El
tiempo pasaba, y nosotros ya estábamos hartos de dibujar isobaras sobre unos
mapas de Europa, especiales para ello.
Festejábamos los giros que recibiéramos cualquiera de los siete bajando
a Melilla, paseando por Cabrerizas Altas a tomar cualquier cosa en esos lugares
donde hay señoras descocadas, y merendando más tarde huevos fritos con
chorizos de La Montaña en el bar
que a un señor natural de Labarces de Valdáliga, se le
antojó montar en el norte de África.
En
Nador nos íbamos al cine donde nos ponían de diario unas películas malísimas
rodadas la mayor parte en la India, con pésimos actores y efectos especiales
tan especiales y malos, que recuerdo el derrumbe de un palacio en cuyo salón de
baile, las columnas que caían sobre la cabeza de la gente, rebotaban como
auténtico cartón que era. Otras veces nos íbamos a otros acuartelamientos por
cambiar de… no sé qué. Porque allí no había más que soldados con uniformes de
distintos colores… A las Tetas de Nador subimos un día, por aquello de caminar y remontar la
cumbre. Eran algo parecido a las Tetas de Liérganes, sólo que en lugar de tener
el sostén de hierba verde que tienen las
de aquí, era oscuro y reseco como el resto de aquel panorama agostado.
Por
Navidad me dieron quince días de permiso, y me fui a Cádiz. Subir al norte
suponía perder casi tres días de venir,
y otros tantos de volver. En aquellos tiempos las velocidades eran menos
veloces, y además los militares viajábamos en trenes mixtos que en algunas
estaciones hacían paradas interminables para descargar mercancías de los
vagones de carga.
Yo
tenía, (y todavía tengo, aunque cada vez menos), mucha familia en Cádiz. Hay cosas sin importancia que se graban de
por vida en el disco duro de nuestra mente: siempre que veo la popular y
archiconocida piña, (o ananás), la
asocio con la Tacita de Plata, porque fue donde la conocí y comí por vez
primera en el restaurante “Los Gallegos” de mis tíos. Conocí en aquel viaje
muchos familiares que no conocía, entre ellos a mi primo José María, que jamás
visitó La Montaña. Una noche me llevó a lo que él llamó de fiesta, y visitamos todos los burdeles de
la ciudad, donde él era sobradamente conocido, pues todas las “madames” le
llamaban por su nombre de pila: “Huy…. José María, cómo vienes hoy…” Y él
respondía en todas partes lo mismo: “Pon un par de copas, que acabo de recibir
a este primo mío, que hace veinticinco
años que no veía”. Veinticinco años, justo los que él tenía entonces. Aquella
noche descubrí la decencia de alguna de esas mujeres llamadas indecentes: Como no ponían las copas
que mi primo pedía, porque consideraban que estaba muy borracho, él cogió un
puñado de billetes y los tiró al suelo. “Toma, cobra lo que quieras”. Y la indecente, muy decente recogió el dinero, me
lo metió a mí en un bolsillo, y me dijo: “Procura llevarle a casa, en otro
lugar puede que se queden con su dinero”.
+++
→ **Problemas a resolver**:
1. Condensa en una sola oración el párrafo del relato que empieza por "Por Navidad me dieron quince días de permiso", sin perder sus datos principales.
2. Según el relato, ¿en qué restaurante se probó la piña por primera vez?
El listado procede de una fuente distinta.

(Listado de una fuente de datos)
+++
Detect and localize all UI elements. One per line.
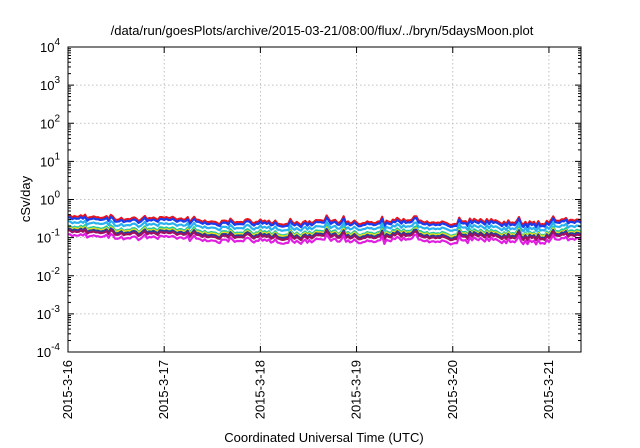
y-tick-label: 10-1 [37,228,61,246]
series-line-8 [67,232,582,246]
y-tick-label: 10-3 [37,304,61,322]
series-layer [67,213,582,246]
grid [68,47,581,352]
y-tick-label: 10-4 [37,342,61,360]
y-tick-label: 103 [40,75,60,93]
y-tick-label: 100 [40,190,60,208]
x-tick-labels: 2015-3-16 2015-3-17 2015-3-18 2015-3-19 2015… [60,360,556,419]
series-line-3 [67,219,582,233]
axis-ticks [67,46,581,353]
y-tick-label: 10-2 [37,266,61,284]
series-line-7 [67,228,582,242]
y-tick-label: 104 [40,37,60,55]
y-tick-labels: 10-4 10-3 10-2 10-1 100 101 102 103 104 [37,37,61,360]
x-tick-label: 2015-3-16 [60,360,75,419]
y-tick-label: 102 [40,113,60,131]
series-line-2 [67,215,582,229]
x-tick-label: 2015-3-19 [349,360,364,419]
y-axis-label: cSv/day [18,175,33,222]
x-tick-label: 2015-3-17 [156,360,171,419]
x-tick-label: 2015-3-21 [541,360,556,419]
x-tick-label: 2015-3-20 [445,360,460,419]
x-tick-label: 2015-3-18 [252,360,267,419]
y-tick-label: 101 [40,151,60,169]
chart-title: /data/run/goesPlots/archive/2015-03-21/0… [111,23,534,38]
x-axis-label: Coordinated Universal Time (UTC) [224,430,423,445]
+++
→ **Resultados por tarea**:
1. Por Navidad obtuve quince días de permiso y fui a Cádiz, porque ir al norte suponía casi tres días de ida y otros tantos de vuelta: los viajes eran más lentos y los militares iban en trenes mixtos con paradas interminables para descargar mercancías.

2. En el restaurante "Los Gallegos", en Cádiz.